→ Raw data

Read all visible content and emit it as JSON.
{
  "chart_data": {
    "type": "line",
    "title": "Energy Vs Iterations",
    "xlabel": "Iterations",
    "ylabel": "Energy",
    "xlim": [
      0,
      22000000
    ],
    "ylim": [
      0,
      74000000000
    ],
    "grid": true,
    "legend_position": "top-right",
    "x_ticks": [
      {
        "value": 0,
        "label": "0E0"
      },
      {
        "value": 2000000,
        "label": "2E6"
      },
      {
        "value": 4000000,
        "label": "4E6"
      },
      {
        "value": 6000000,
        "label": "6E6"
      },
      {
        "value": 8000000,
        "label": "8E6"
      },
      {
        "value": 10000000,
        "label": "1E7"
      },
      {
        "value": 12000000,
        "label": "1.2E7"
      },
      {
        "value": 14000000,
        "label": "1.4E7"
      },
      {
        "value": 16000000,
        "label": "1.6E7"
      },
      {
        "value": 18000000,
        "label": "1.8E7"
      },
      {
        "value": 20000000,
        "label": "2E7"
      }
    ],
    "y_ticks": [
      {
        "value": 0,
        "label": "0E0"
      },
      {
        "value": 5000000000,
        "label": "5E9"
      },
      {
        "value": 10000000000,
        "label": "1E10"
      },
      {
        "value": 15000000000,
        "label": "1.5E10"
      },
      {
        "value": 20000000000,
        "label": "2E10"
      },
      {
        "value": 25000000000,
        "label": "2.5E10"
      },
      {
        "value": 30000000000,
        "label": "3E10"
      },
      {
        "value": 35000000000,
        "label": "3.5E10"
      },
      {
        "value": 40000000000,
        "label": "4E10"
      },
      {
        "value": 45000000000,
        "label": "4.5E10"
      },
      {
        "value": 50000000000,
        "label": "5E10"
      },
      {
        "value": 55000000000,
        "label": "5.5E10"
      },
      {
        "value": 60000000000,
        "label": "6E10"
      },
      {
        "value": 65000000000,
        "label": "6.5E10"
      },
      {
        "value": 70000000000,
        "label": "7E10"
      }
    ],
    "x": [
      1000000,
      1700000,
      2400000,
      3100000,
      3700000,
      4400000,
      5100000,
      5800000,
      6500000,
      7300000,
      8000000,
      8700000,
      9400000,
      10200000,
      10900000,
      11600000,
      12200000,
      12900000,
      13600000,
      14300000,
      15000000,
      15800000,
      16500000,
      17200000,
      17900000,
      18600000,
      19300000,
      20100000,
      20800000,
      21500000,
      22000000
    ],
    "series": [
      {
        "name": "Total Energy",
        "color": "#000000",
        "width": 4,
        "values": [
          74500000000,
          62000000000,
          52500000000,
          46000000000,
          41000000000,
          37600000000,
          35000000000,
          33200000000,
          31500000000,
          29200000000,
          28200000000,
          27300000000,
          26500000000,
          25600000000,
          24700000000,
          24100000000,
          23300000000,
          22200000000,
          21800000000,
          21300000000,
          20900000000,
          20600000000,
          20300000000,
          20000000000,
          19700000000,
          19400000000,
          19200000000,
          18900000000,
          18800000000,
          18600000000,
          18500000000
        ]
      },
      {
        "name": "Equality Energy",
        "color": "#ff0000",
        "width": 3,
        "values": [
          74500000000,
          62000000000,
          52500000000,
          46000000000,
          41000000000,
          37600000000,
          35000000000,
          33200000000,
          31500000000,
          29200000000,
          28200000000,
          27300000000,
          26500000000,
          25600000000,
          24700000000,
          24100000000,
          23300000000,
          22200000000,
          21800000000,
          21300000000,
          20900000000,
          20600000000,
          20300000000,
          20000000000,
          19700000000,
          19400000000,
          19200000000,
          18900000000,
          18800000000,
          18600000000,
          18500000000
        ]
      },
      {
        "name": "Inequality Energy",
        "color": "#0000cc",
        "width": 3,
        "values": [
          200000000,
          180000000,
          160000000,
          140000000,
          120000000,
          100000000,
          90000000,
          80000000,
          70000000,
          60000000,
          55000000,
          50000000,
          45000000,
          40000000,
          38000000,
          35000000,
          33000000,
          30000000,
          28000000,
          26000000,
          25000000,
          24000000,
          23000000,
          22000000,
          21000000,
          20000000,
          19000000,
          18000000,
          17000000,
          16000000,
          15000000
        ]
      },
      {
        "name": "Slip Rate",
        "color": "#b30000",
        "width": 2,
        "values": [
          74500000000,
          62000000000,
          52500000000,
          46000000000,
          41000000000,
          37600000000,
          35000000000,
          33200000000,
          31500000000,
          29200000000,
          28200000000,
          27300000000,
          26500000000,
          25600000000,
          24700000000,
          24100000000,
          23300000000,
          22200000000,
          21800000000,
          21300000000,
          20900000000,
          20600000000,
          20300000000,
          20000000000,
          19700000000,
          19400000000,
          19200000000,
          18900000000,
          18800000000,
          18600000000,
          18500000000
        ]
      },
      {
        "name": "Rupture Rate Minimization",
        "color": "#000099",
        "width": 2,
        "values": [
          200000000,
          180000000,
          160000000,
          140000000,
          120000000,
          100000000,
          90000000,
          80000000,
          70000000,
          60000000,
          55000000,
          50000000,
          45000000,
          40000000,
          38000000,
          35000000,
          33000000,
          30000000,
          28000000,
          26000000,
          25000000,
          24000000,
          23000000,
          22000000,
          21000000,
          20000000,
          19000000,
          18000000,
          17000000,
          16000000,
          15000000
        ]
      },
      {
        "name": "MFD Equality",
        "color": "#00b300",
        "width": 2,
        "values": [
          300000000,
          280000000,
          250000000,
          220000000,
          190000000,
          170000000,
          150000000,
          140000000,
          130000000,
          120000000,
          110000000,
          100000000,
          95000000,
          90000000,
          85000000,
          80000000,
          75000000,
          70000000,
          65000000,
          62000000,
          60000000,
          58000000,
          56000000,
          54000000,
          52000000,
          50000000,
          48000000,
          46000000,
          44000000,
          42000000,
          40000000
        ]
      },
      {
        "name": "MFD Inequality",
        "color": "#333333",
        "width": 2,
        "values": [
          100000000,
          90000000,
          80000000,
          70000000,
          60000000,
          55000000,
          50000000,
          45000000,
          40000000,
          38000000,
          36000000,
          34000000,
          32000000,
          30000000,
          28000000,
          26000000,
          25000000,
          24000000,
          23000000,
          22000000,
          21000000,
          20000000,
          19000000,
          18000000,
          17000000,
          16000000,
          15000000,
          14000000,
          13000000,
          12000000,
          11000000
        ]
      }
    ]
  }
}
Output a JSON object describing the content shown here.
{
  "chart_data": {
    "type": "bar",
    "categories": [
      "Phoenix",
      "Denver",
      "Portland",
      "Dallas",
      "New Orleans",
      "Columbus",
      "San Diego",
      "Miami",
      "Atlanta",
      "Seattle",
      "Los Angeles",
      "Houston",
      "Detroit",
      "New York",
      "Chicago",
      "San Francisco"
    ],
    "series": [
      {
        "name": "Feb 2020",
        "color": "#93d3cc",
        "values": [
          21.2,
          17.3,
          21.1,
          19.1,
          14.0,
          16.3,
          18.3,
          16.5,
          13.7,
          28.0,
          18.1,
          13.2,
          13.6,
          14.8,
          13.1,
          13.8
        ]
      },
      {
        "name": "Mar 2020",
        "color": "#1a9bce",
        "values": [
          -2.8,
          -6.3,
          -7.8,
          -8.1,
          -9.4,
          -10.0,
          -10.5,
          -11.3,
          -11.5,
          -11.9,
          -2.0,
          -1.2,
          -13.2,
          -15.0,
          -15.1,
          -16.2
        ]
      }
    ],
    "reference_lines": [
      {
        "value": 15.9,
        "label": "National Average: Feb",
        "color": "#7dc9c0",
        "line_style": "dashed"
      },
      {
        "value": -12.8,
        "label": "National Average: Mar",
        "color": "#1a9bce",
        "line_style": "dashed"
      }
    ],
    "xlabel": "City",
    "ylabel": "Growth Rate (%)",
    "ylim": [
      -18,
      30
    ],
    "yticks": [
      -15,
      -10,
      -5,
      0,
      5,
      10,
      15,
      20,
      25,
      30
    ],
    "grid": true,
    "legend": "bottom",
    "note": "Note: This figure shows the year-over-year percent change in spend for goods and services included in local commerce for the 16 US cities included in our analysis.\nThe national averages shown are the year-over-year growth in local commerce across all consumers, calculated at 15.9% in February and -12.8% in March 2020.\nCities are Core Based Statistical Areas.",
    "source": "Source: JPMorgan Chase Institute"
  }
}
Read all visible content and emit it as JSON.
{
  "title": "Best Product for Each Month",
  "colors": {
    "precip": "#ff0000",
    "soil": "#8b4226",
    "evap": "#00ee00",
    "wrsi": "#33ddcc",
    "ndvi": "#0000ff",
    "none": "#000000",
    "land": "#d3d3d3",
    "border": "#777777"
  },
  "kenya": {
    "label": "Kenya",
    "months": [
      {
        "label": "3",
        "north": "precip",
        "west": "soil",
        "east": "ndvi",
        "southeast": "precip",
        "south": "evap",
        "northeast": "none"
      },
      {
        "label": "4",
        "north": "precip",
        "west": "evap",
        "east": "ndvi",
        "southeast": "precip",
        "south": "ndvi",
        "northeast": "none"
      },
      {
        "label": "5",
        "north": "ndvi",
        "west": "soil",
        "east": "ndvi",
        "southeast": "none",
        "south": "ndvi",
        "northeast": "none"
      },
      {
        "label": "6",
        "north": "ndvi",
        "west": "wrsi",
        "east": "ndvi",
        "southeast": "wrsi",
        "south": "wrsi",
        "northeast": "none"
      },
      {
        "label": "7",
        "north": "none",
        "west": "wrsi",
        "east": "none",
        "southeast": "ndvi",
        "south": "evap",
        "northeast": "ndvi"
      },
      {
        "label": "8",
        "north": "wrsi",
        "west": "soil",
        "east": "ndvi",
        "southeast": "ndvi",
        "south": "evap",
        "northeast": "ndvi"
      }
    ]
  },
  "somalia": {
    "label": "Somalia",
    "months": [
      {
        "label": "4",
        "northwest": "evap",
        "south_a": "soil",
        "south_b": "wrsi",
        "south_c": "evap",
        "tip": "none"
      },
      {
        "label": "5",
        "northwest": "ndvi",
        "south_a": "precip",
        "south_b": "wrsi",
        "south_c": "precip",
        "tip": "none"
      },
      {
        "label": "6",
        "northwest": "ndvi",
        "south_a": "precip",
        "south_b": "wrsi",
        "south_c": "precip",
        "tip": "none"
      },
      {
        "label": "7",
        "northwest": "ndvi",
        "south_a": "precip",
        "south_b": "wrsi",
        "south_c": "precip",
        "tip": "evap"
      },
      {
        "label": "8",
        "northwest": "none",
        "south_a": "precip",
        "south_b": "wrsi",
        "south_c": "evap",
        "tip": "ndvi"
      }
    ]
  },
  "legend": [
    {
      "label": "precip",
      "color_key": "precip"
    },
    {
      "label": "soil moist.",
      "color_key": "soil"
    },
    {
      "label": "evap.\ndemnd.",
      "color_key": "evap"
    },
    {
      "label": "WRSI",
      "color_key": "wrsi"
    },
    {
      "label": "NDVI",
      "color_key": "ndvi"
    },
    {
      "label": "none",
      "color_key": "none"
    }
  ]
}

→ Work to complete
From the data above, show each line that contains "soil".

→ Right answer
    "soil": "#8b4226",
        "west": "soil",
        "west": "soil",
        "west": "soil",
        "south_a": "soil",
      "label": "soil moist.",
      "color_key": "soil"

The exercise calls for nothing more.